[Collected data entries]
#####

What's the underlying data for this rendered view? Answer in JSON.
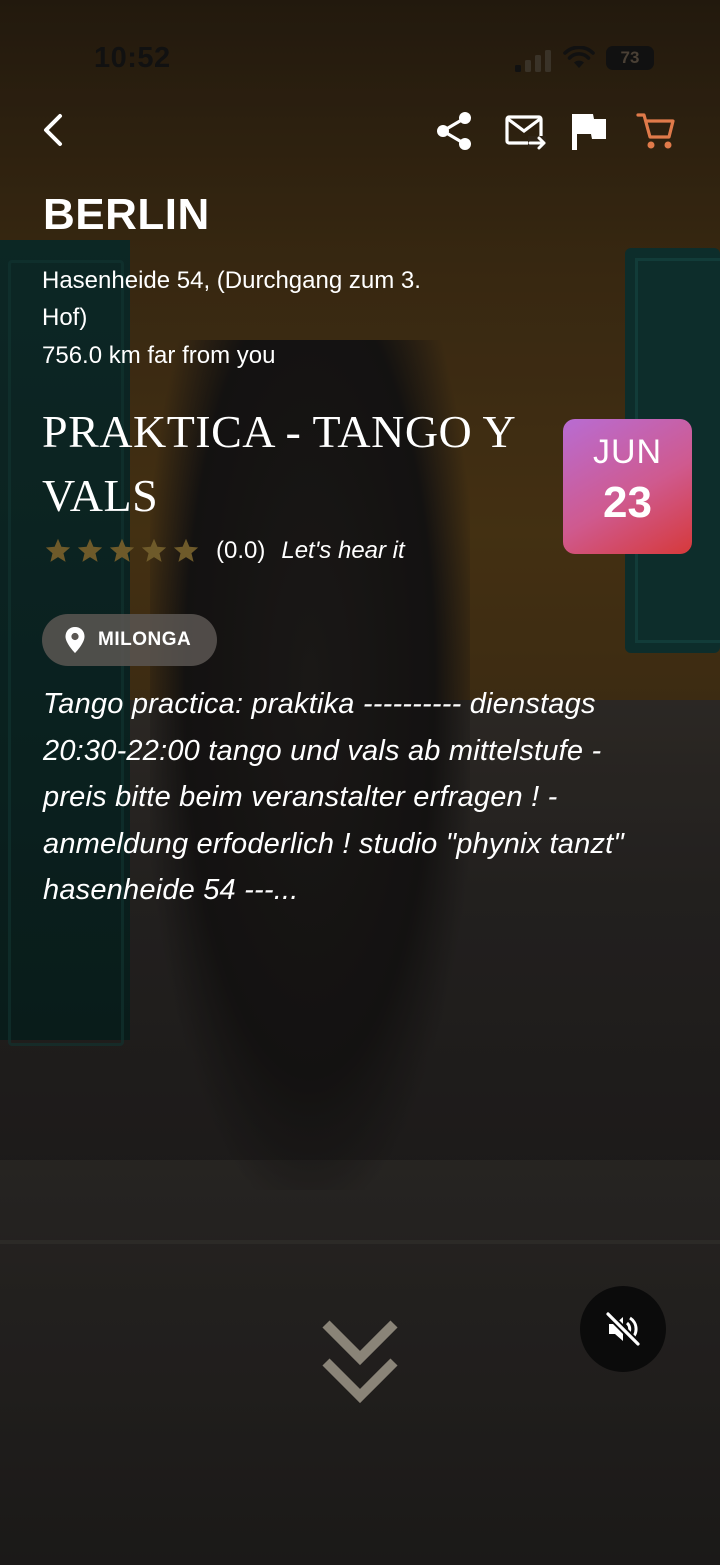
{
  "status_bar": {
    "time": "10:52",
    "battery": "73",
    "icons": [
      "signal-icon",
      "wifi-icon",
      "battery-icon"
    ]
  },
  "toolbar": {
    "icons": [
      "back-arrow-icon",
      "share-icon",
      "mail-forward-icon",
      "flag-icon",
      "cart-icon"
    ],
    "cart_color": "#E07A4A"
  },
  "event": {
    "city": "BERLIN",
    "address": "Hasenheide 54, (Durchgang zum 3. Hof)",
    "distance": "756.0 km far from you",
    "title": "PRAKTICA - TANGO Y VALS",
    "date": {
      "month": "JUN",
      "day": "23"
    },
    "rating": {
      "stars": 0,
      "max": 5,
      "value": "(0.0)",
      "cta": "Let's hear it"
    },
    "category": "MILONGA",
    "description": "Tango practica: praktika ---------- dienstags 20:30-22:00 tango und vals ab mittelstufe - preis bitte beim veranstalter erfragen ! - anmeldung erfoderlich ! studio \"phynix tanzt\" hasenheide 54 ---..."
  },
  "colors": {
    "star": "#6E5A2A",
    "badge_gradient_start": "#B86CD3",
    "badge_gradient_end": "#D6393A",
    "chip_bg": "#5A5652"
  },
  "controls": {
    "scroll_icon": "double-chevron-down-icon",
    "mute_icon": "volume-off-icon"
  }
}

#####

Reproduce every line above as written, skipping pictures.

# RESULT
What's the underlying data for this rendered view? Answer in JSON.
{
  "status_bar": {
    "time": "10:52",
    "battery": "73",
    "icons": [
      "signal-icon",
      "wifi-icon",
      "battery-icon"
    ]
  },
  "toolbar": {
    "icons": [
      "back-arrow-icon",
      "share-icon",
      "mail-forward-icon",
      "flag-icon",
      "cart-icon"
    ],
    "cart_color": "#E07A4A"
  },
  "event": {
    "city": "BERLIN",
    "address": "Hasenheide 54, (Durchgang zum 3. Hof)",
    "distance": "756.0 km far from you",
    "title": "PRAKTICA - TANGO Y VALS",
    "date": {
      "month": "JUN",
      "day": "23"
    },
    "rating": {
      "stars": 0,
      "max": 5,
      "value": "(0.0)",
      "cta": "Let's hear it"
    },
    "category": "MILONGA",
    "description": "Tango practica: praktika ---------- dienstags 20:30-22:00 tango und vals ab mittelstufe - preis bitte beim veranstalter erfragen ! - anmeldung erfoderlich ! studio \"phynix tanzt\" hasenheide 54 ---..."
  },
  "colors": {
    "star": "#6E5A2A",
    "badge_gradient_start": "#B86CD3",
    "badge_gradient_end": "#D6393A",
    "chip_bg": "#5A5652"
  },
  "controls": {
    "scroll_icon": "double-chevron-down-icon",
    "mute_icon": "volume-off-icon"
  }
}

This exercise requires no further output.